begin RECORDS FOR PROCESSING

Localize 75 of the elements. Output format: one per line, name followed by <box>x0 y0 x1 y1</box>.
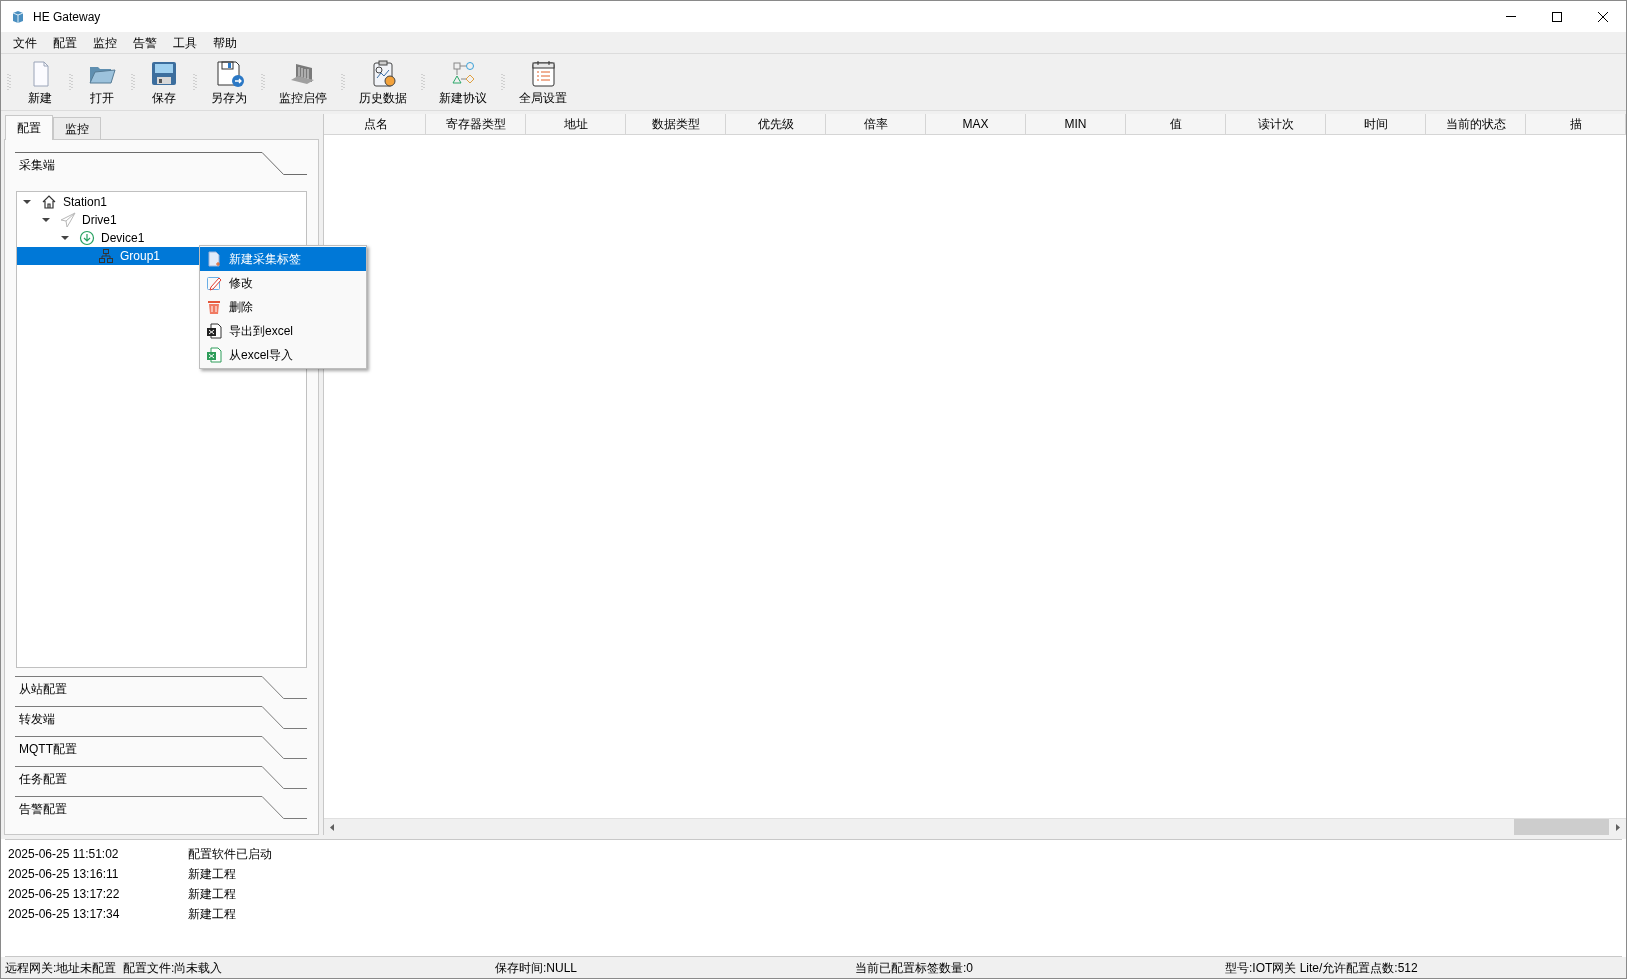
toolbar-grip-icon <box>501 73 505 91</box>
section-header[interactable]: MQTT配置 <box>15 736 308 766</box>
log-time: 2025-06-25 13:17:34 <box>8 906 121 923</box>
column-header[interactable]: 当前的状态 <box>1426 114 1526 134</box>
column-header[interactable]: 读计次 <box>1226 114 1326 134</box>
log-time: 2025-06-25 13:17:22 <box>8 886 121 903</box>
menu-item[interactable]: 文件 <box>5 32 45 53</box>
section-header[interactable]: 采集端 <box>15 152 308 182</box>
document-plus-icon <box>206 251 222 267</box>
column-header[interactable]: 寄存器类型 <box>426 114 526 134</box>
toolbar-grip-icon <box>131 73 135 91</box>
status-text: 保存时间:NULL <box>495 959 578 977</box>
window-title: HE Gateway <box>33 8 101 26</box>
paper-plane-icon <box>60 212 76 228</box>
status-text: 远程网关:地址未配置 配置文件:尚未载入 <box>5 959 224 977</box>
toolbar-button[interactable]: 全局设置 <box>509 55 577 109</box>
column-header[interactable]: 倍率 <box>826 114 926 134</box>
log-message: 新建工程 <box>188 906 236 923</box>
menu-item[interactable]: 告警 <box>125 32 165 53</box>
log-time: 2025-06-25 13:16:11 <box>8 866 120 883</box>
log-message: 配置软件已启动 <box>188 846 272 863</box>
excel-import-icon <box>206 347 222 363</box>
column-header[interactable]: 值 <box>1126 114 1226 134</box>
menu-item[interactable]: 配置 <box>45 32 85 53</box>
section-header[interactable]: 任务配置 <box>15 766 308 796</box>
menu-item[interactable]: 监控 <box>85 32 125 53</box>
toolbar-button[interactable]: 监控启停 <box>269 55 337 109</box>
hierarchy-icon <box>98 248 114 264</box>
status-text: 当前已配置标签数量:0 <box>855 959 974 977</box>
section-header[interactable]: 告警配置 <box>15 796 308 826</box>
toolbar-grip-icon <box>69 73 73 91</box>
house-icon <box>41 194 57 210</box>
column-header[interactable]: MAX <box>926 114 1026 134</box>
toolbar-grip-icon <box>421 73 425 91</box>
close-icon <box>1598 11 1608 22</box>
toolbar-button[interactable]: 历史数据 <box>349 55 417 109</box>
log-time: 2025-06-25 11:51:02 <box>8 846 120 863</box>
column-header[interactable]: 时间 <box>1326 114 1426 134</box>
column-header[interactable]: 优先级 <box>726 114 826 134</box>
column-header[interactable]: 点名 <box>326 114 426 134</box>
toolbar-button[interactable]: 新建协议 <box>429 55 497 109</box>
trash-icon <box>206 299 222 315</box>
toolbar-button[interactable]: 保存 <box>139 55 189 109</box>
download-circle-icon <box>79 230 95 246</box>
toolbar-button[interactable]: 另存为 <box>201 55 257 109</box>
column-header[interactable]: MIN <box>1026 114 1126 134</box>
tree-item[interactable]: Station1 <box>17 193 306 211</box>
menu-item[interactable]: 工具 <box>165 32 205 53</box>
column-header[interactable]: 地址 <box>526 114 626 134</box>
toolbar-grip-icon <box>7 73 11 91</box>
menu-item[interactable]: 帮助 <box>205 32 245 53</box>
panel-tab[interactable]: 监控 <box>53 117 101 139</box>
tree-item[interactable]: Device1 <box>17 229 306 247</box>
section-header[interactable]: 从站配置 <box>15 676 308 706</box>
excel-export-icon <box>206 323 222 339</box>
toolbar-grip-icon <box>341 73 345 91</box>
toolbar-grip-icon <box>193 73 197 91</box>
toolbar-button[interactable]: 新建 <box>15 55 65 109</box>
app-icon <box>11 9 25 24</box>
column-header[interactable]: 描 <box>1526 114 1626 134</box>
horizontal-scrollbar[interactable] <box>324 818 1626 835</box>
section-header[interactable]: 转发端 <box>15 706 308 736</box>
status-text: 型号:IOT网关 Lite/允许配置点数:512 <box>1225 959 1419 977</box>
maximize-icon <box>1552 11 1562 22</box>
column-header[interactable]: 数据类型 <box>626 114 726 134</box>
scrollbar-thumb[interactable] <box>1514 819 1609 835</box>
log-message: 新建工程 <box>188 886 236 903</box>
toolbar-button[interactable]: 打开 <box>77 55 127 109</box>
tree-item[interactable]: Drive1 <box>17 211 306 229</box>
toolbar-grip-icon <box>261 73 265 91</box>
pencil-icon <box>206 275 222 291</box>
context-menu-item[interactable]: 新建采集标签 <box>200 247 366 271</box>
panel-tab[interactable]: 配置 <box>5 115 53 140</box>
minimize-icon <box>1506 16 1516 17</box>
log-message: 新建工程 <box>188 866 236 883</box>
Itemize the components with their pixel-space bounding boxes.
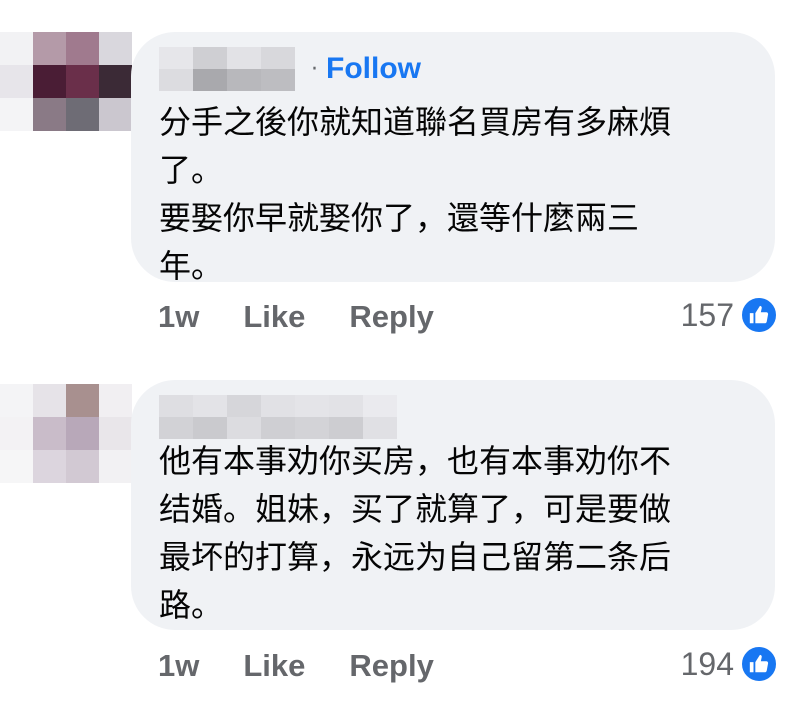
comment-actions: 1w Like Reply [158,646,478,686]
avatar[interactable] [0,384,132,483]
author-row [159,392,397,442]
comment-text-line: 路。 [159,586,224,624]
comment-text-line: 了。 [159,151,224,189]
reaction-summary[interactable]: 194 [681,644,778,684]
comment-bubble: 他有本事劝你买房，也有本事劝你不 结婚。姐妹，买了就算了，可是要做 最坏的打算，… [131,380,775,630]
author-row: · Follow [159,44,421,94]
avatar[interactable] [0,32,132,131]
comment-actions: 1w Like Reply [158,297,478,337]
comment-text: 分手之後你就知道聯名買房有多麻煩 了。 要娶你早就娶你了，還等什麼兩三 年。 [159,98,745,290]
reaction-summary[interactable]: 157 [681,295,778,335]
timestamp[interactable]: 1w [158,648,199,684]
comment-text-line: 他有本事劝你买房，也有本事劝你不 [159,442,672,480]
thumbs-up-icon [740,296,778,334]
reply-button[interactable]: Reply [349,299,433,335]
reaction-count: 157 [680,296,734,333]
comment-bubble: · Follow 分手之後你就知道聯名買房有多麻煩 了。 要娶你早就娶你了，還等… [131,32,775,285]
separator-dot: · [311,56,318,82]
comment-text-line: 最坏的打算，永远为自己留第二条后 [159,538,672,576]
author-name-censored[interactable] [159,47,295,91]
reply-button[interactable]: Reply [349,648,433,684]
follow-button[interactable]: Follow [326,52,421,86]
comment-text-line: 要娶你早就娶你了，還等什麼兩三 [159,199,640,237]
comment-text-line: 分手之後你就知道聯名買房有多麻煩 [159,103,672,141]
like-button[interactable]: Like [243,299,305,335]
comment-text-line: 结婚。姐妹，买了就算了，可是要做 [159,490,672,528]
comment-text: 他有本事劝你买房，也有本事劝你不 结婚。姐妹，买了就算了，可是要做 最坏的打算，… [159,437,745,629]
author-name-censored[interactable] [159,395,397,439]
comment-text-line: 年。 [159,247,224,285]
thumbs-up-icon [740,645,778,683]
reaction-count: 194 [680,645,734,682]
timestamp[interactable]: 1w [158,299,199,335]
like-button[interactable]: Like [243,648,305,684]
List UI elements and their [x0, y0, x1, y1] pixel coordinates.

end RECORDS FOR PROCESSING

## GIVEN TASK
Swap "Reply" for "Respond" in the lines starting at the one containing "comment-actions: 1w Like Reply [158,646,478,686]" and ending at the one containing "comment-bubble: 他有本事劝你买房，也有本事劝你不 结婚。姐妹，买了就算了，可是要做", changing nothing else. Give back only those lines.

## CORRECT RESULT
comment-actions: 1w Like Respond [158,646,478,686]
avatar[interactable] [0,384,132,483]
author-row [159,392,397,442]
comment-text-line: 路。 [159,586,224,624]
comment-text-line: 了。 [159,151,224,189]
reaction-summary[interactable]: 194 [681,644,778,684]
comment-bubble: 他有本事劝你买房，也有本事劝你不 结婚。姐妹，买了就算了，可是要做 最坏的打算，… [131,380,775,630]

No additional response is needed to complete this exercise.